▸ Listed records:

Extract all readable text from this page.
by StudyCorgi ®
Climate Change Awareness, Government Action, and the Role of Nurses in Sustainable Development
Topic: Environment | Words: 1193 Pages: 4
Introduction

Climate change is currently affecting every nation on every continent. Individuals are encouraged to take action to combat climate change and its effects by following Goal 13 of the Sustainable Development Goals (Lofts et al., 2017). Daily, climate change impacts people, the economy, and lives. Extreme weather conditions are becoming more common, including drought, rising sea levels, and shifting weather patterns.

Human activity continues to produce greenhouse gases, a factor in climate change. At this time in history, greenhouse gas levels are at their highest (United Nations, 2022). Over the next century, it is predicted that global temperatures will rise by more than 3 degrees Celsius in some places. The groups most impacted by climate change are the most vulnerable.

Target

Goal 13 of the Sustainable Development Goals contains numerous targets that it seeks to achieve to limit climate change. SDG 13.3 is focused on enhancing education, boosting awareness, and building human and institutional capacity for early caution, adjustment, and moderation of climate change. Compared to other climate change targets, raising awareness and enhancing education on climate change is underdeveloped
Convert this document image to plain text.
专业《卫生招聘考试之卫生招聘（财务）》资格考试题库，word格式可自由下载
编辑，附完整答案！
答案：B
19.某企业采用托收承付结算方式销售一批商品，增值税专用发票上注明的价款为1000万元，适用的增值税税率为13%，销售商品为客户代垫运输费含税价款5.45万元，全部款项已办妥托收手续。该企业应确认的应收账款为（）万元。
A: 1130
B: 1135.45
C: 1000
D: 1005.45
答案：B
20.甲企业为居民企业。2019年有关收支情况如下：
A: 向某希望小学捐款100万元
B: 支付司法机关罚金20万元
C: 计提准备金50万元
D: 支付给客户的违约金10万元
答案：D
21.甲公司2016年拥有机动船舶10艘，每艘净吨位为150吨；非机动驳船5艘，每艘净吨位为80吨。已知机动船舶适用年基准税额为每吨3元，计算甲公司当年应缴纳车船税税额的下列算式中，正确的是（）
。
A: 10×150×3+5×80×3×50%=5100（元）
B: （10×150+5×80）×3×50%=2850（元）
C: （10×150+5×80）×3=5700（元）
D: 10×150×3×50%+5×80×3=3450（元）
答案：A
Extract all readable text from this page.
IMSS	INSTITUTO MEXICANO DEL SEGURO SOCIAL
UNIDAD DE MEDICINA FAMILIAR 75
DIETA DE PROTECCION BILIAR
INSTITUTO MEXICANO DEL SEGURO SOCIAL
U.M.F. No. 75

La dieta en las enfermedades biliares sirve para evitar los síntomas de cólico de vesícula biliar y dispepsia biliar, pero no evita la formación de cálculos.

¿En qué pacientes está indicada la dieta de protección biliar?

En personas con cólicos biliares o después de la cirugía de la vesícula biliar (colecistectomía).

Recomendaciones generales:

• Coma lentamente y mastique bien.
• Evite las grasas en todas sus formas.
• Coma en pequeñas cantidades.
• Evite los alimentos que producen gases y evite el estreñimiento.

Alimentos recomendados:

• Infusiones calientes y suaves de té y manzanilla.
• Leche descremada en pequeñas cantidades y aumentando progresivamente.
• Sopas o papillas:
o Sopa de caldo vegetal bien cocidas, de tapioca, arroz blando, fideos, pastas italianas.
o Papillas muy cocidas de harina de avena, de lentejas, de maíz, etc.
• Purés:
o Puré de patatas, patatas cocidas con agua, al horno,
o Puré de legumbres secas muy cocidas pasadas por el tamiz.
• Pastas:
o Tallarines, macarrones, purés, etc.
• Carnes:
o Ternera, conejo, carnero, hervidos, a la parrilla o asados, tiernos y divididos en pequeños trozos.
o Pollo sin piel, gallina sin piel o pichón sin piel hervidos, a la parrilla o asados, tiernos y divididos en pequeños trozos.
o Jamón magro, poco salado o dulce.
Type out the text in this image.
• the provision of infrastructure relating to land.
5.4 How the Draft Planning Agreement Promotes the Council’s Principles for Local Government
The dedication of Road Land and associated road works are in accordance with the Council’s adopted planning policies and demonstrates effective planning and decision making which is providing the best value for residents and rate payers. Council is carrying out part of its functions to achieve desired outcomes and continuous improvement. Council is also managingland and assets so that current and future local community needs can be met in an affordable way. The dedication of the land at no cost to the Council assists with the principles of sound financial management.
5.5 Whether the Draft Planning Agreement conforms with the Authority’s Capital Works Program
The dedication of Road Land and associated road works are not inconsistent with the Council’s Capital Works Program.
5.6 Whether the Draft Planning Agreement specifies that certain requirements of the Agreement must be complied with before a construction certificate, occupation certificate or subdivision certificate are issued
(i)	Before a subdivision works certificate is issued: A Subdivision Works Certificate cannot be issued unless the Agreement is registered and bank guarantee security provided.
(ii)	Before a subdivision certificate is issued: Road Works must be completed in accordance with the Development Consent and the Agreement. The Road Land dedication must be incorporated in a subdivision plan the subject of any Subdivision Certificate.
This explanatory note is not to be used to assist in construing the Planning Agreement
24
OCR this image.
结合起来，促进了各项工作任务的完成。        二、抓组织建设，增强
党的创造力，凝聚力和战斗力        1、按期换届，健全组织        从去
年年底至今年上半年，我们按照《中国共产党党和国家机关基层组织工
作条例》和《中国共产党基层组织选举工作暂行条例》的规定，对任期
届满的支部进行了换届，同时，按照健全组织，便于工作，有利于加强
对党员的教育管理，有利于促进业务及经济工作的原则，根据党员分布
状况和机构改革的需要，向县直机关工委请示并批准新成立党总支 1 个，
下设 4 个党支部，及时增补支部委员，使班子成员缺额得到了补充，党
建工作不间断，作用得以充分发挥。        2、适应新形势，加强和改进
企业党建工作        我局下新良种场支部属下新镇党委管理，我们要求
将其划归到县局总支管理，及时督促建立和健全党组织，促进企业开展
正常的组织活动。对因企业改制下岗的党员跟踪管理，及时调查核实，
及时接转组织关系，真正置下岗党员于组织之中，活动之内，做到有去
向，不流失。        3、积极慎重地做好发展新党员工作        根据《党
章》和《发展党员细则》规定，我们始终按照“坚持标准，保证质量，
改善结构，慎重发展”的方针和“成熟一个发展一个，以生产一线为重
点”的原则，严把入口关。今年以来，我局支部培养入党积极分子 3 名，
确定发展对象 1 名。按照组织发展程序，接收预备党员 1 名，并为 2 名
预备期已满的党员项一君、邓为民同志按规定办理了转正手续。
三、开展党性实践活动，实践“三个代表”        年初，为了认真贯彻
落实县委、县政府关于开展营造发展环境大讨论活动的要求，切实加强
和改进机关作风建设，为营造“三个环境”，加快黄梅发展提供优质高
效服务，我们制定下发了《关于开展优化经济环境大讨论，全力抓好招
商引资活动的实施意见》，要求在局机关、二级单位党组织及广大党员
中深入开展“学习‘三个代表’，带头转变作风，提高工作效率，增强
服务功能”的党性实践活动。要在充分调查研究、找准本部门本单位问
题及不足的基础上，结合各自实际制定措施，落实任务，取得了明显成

▸ What to work on:
Copy out every line in the listing where the word "vesícula" appears.

▸ Response below:
La dieta en las enfermedades biliares sirve para evitar los síntomas de cólico de vesícula biliar y dispepsia biliar, pero no evita la formación de cálculos.
En personas con cólicos biliares o después de la cirugía de la vesícula biliar (colecistectomía).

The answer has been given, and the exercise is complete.